**WORK TO COMPLETE**
Copy each line in the data that includes the word "количествѣ".

[START OF MATERIAL SHOWN]

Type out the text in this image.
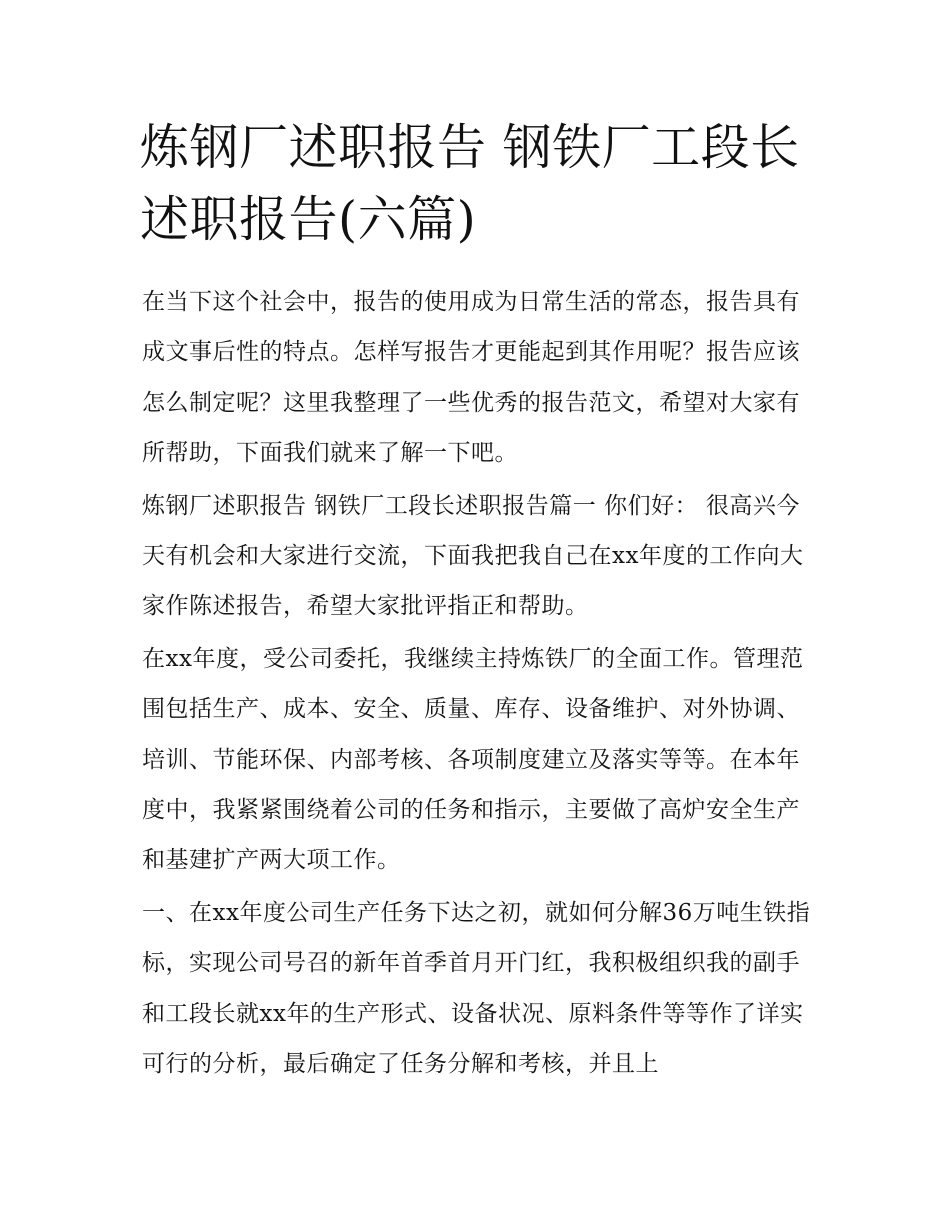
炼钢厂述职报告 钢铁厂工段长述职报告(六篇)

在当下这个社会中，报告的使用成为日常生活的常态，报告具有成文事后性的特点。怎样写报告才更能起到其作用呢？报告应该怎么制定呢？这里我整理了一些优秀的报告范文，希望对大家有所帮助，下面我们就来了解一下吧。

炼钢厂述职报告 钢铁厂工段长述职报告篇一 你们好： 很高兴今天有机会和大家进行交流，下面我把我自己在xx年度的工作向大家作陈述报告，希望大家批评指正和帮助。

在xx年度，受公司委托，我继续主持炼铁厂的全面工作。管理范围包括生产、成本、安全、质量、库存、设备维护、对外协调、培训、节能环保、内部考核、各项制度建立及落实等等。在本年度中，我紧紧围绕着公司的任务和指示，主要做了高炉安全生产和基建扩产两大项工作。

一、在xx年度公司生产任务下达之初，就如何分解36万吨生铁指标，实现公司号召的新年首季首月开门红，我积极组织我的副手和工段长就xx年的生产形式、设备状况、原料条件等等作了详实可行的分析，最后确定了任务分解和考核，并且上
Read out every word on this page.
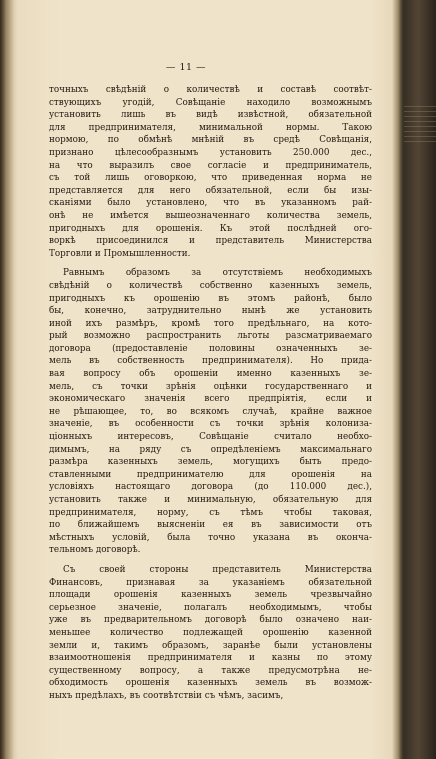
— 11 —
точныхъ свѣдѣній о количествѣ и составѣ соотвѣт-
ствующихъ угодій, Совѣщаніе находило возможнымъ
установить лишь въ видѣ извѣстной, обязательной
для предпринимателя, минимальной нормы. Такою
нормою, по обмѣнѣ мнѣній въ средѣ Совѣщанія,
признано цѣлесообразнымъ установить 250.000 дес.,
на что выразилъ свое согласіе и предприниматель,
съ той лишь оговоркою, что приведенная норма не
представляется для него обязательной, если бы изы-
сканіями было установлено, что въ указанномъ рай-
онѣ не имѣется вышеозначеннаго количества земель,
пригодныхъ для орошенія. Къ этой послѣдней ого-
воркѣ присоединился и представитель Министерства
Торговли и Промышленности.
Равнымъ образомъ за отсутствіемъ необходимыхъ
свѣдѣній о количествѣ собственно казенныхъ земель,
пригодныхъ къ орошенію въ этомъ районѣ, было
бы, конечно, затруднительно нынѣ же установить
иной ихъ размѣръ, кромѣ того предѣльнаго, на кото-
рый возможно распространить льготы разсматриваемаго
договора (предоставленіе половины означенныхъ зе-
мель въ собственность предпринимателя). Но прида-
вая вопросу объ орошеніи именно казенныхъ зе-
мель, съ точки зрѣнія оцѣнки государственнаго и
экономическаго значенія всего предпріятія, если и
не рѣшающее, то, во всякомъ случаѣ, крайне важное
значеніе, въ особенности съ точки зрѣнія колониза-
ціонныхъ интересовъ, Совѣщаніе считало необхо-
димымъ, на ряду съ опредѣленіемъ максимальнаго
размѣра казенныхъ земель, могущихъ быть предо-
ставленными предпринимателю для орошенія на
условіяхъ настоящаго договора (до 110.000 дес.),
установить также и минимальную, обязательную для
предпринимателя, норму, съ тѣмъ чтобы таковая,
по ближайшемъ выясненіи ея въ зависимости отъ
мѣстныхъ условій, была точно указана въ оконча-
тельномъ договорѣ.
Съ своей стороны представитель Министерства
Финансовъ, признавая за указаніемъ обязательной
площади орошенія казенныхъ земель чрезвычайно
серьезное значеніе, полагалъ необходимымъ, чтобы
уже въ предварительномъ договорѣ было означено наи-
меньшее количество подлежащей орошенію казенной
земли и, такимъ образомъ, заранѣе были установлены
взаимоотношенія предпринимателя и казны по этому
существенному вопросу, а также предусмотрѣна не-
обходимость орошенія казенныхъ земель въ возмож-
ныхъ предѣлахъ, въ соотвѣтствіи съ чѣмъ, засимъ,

[END OF MATERIAL SHOWN]

**REPLY**
точныхъ свѣдѣній о количествѣ и составѣ соотвѣт-
свѣдѣній о количествѣ собственно казенныхъ земель,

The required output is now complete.